- _What is expected_:
Would you restate all the data that follows, word for word?

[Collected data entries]
========================================================================
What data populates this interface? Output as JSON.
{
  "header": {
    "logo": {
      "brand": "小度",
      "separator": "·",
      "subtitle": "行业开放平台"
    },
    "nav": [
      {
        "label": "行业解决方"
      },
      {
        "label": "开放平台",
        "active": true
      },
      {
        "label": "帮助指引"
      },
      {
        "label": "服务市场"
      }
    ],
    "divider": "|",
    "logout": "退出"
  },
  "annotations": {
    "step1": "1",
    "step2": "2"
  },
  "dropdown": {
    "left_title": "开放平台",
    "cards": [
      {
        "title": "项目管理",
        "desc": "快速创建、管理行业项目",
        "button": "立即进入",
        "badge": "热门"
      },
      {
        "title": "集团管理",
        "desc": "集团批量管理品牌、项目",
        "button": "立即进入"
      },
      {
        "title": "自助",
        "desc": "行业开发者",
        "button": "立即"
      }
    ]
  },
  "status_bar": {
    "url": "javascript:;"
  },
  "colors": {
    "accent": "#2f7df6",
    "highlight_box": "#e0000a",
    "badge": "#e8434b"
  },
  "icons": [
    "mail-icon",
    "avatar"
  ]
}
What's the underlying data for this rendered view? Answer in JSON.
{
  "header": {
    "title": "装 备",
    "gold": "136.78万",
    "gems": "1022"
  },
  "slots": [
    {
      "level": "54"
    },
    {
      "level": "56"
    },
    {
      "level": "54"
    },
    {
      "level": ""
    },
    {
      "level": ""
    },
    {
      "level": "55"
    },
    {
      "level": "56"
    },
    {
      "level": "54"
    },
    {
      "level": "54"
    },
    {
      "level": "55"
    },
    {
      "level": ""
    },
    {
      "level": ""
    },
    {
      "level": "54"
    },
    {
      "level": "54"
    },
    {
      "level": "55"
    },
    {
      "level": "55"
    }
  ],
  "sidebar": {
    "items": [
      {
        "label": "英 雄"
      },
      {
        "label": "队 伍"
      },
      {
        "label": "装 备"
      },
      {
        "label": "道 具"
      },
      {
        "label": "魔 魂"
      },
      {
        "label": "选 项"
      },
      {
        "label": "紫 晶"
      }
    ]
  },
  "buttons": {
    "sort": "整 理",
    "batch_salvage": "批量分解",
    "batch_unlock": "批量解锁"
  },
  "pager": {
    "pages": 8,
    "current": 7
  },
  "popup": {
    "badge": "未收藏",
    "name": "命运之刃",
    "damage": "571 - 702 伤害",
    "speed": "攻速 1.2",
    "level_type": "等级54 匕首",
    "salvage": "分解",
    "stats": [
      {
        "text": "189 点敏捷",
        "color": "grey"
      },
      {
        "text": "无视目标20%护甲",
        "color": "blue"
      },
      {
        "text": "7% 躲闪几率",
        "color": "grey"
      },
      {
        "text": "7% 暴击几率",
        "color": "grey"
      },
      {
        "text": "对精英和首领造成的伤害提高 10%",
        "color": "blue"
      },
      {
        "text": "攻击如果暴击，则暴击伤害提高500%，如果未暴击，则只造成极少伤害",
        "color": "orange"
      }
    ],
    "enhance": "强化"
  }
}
========================================================================
- _Answer for the task_:
What data populates this interface? Output as JSON.
{
  "header": {
    "logo": {
      "brand": "小度",
      "separator": "·",
      "subtitle": "行业开放平台"
    },
    "nav": [
      {
        "label": "行业解决方"
      },
      {
        "label": "开放平台",
        "active": true
      },
      {
        "label": "帮助指引"
      },
      {
        "label": "服务市场"
      }
    ],
    "divider": "|",
    "logout": "退出"
  },
  "annotations": {
    "step1": "1",
    "step2": "2"
  },
  "dropdown": {
    "left_title": "开放平台",
    "cards": [
      {
        "title": "项目管理",
        "desc": "快速创建、管理行业项目",
        "button": "立即进入",
        "badge": "热门"
      },
      {
        "title": "集团管理",
        "desc": "集团批量管理品牌、项目",
        "button": "立即进入"
      },
      {
        "title": "自助",
        "desc": "行业开发者",
        "button": "立即"
      }
    ]
  },
  "status_bar": {
    "url": "javascript:;"
  },
  "colors": {
    "accent": "#2f7df6",
    "highlight_box": "#e0000a",
    "badge": "#e8434b"
  },
  "icons": [
    "mail-icon",
    "avatar"
  ]
}
What's the underlying data for this rendered view? Answer in JSON.
{
  "header": {
    "title": "装 备",
    "gold": "136.78万",
    "gems": "1022"
  },
  "slots": [
    {
      "level": "54"
    },
    {
      "level": "56"
    },
    {
      "level": "54"
    },
    {
      "level": ""
    },
    {
      "level": ""
    },
    {
      "level": "55"
    },
    {
      "level": "56"
    },
    {
      "level": "54"
    },
    {
      "level": "54"
    },
    {
      "level": "55"
    },
    {
      "level": ""
    },
    {
      "level": ""
    },
    {
      "level": "54"
    },
    {
      "level": "54"
    },
    {
      "level": "55"
    },
    {
      "level": "55"
    }
  ],
  "sidebar": {
    "items": [
      {
        "label": "英 雄"
      },
      {
        "label": "队 伍"
      },
      {
        "label": "装 备"
      },
      {
        "label": "道 具"
      },
      {
        "label": "魔 魂"
      },
      {
        "label": "选 项"
      },
      {
        "label": "紫 晶"
      }
    ]
  },
  "buttons": {
    "sort": "整 理",
    "batch_salvage": "批量分解",
    "batch_unlock": "批量解锁"
  },
  "pager": {
    "pages": 8,
    "current": 7
  },
  "popup": {
    "badge": "未收藏",
    "name": "命运之刃",
    "damage": "571 - 702 伤害",
    "speed": "攻速 1.2",
    "level_type": "等级54 匕首",
    "salvage": "分解",
    "stats": [
      {
        "text": "189 点敏捷",
        "color": "grey"
      },
      {
        "text": "无视目标20%护甲",
        "color": "blue"
      },
      {
        "text": "7% 躲闪几率",
        "color": "grey"
      },
      {
        "text": "7% 暴击几率",
        "color": "grey"
      },
      {
        "text": "对精英和首领造成的伤害提高 10%",
        "color": "blue"
      },
      {
        "text": "攻击如果暴击，则暴击伤害提高500%，如果未暴击，则只造成极少伤害",
        "color": "orange"
      }
    ],
    "enhance": "强化"
  }
}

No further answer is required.